Go through the data below. Pull out every line that has the word "cielo".

Saved entries:
-- Start --
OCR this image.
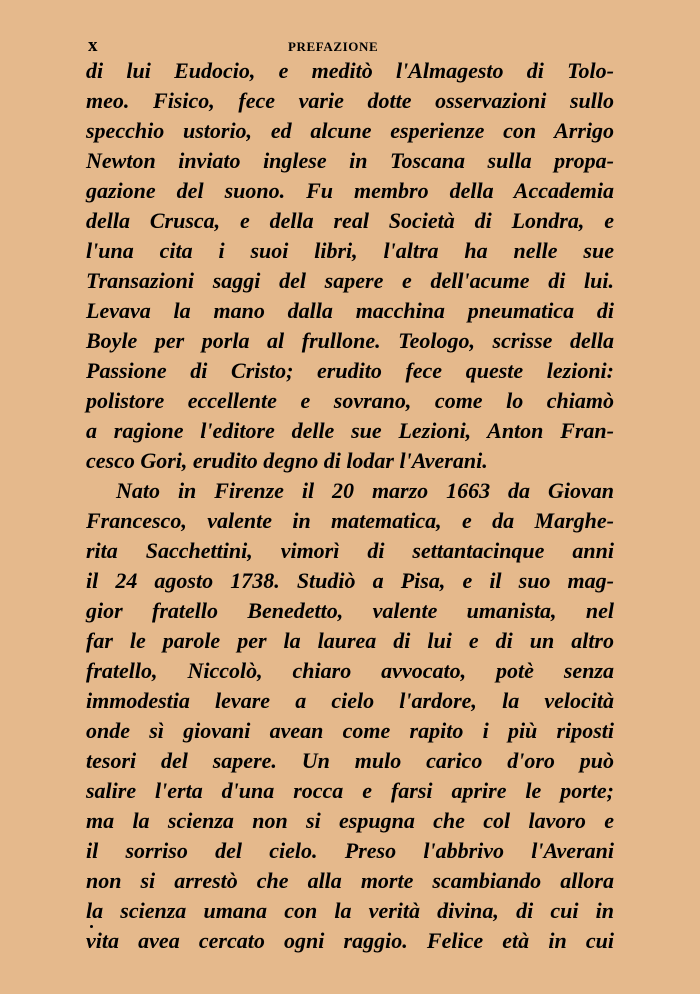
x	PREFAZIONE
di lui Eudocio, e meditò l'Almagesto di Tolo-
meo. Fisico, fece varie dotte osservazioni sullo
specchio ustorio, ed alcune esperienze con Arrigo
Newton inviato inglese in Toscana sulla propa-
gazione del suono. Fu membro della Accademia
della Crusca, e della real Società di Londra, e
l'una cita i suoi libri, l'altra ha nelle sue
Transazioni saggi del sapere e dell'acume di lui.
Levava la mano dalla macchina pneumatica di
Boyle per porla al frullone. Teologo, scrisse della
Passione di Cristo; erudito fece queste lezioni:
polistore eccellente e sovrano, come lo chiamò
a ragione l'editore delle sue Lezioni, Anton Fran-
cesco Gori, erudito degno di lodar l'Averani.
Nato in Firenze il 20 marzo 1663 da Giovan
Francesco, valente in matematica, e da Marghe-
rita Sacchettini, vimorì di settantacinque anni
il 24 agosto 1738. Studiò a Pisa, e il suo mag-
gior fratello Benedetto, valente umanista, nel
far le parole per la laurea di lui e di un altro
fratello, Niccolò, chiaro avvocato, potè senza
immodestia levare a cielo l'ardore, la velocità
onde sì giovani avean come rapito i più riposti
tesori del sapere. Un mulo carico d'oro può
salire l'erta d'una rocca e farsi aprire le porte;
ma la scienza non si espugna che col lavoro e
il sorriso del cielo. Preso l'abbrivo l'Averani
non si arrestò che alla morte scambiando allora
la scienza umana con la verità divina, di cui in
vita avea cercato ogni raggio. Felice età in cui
-- End --
-- Start --
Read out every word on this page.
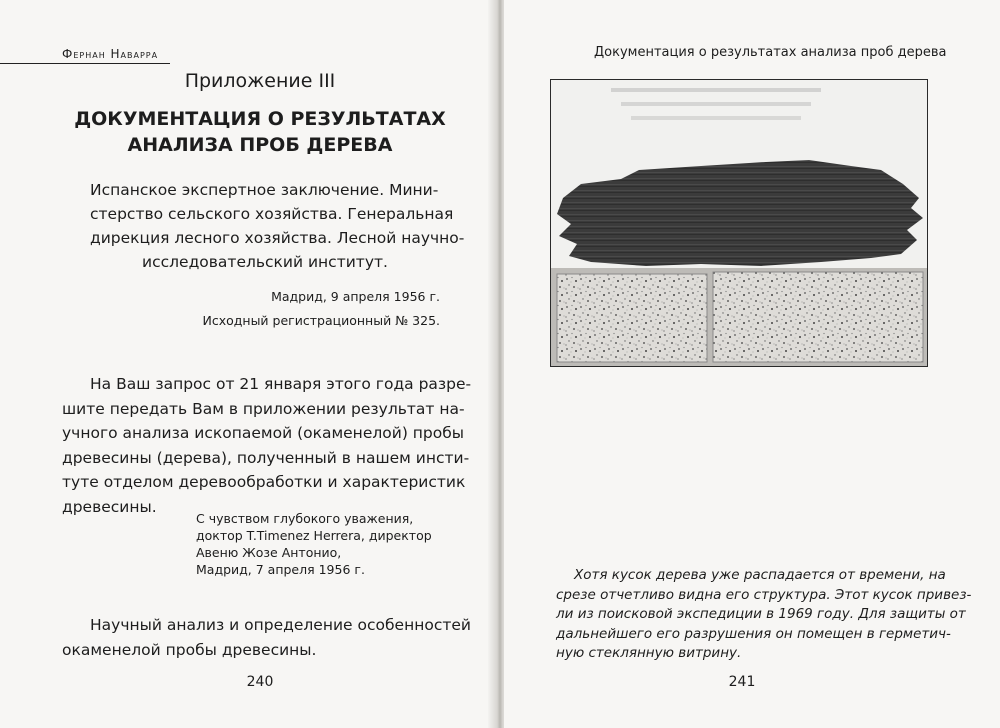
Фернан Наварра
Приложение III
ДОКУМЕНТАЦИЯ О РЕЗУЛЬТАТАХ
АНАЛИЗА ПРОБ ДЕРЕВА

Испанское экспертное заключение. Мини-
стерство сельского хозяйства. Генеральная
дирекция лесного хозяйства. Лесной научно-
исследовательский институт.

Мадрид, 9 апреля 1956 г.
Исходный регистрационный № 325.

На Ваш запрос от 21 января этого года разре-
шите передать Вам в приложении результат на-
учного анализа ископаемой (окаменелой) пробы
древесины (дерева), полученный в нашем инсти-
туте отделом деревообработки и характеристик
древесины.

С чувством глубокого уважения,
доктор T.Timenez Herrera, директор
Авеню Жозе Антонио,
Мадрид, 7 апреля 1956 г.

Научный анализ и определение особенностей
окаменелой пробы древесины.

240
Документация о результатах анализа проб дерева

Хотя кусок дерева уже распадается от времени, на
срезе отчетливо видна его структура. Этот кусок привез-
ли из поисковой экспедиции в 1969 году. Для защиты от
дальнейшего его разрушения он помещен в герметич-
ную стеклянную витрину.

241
-- End --
▶ Response to this task:
immodestia levare a cielo l'ardore, la velocità
il sorriso del cielo. Preso l'abbrivo l'Averani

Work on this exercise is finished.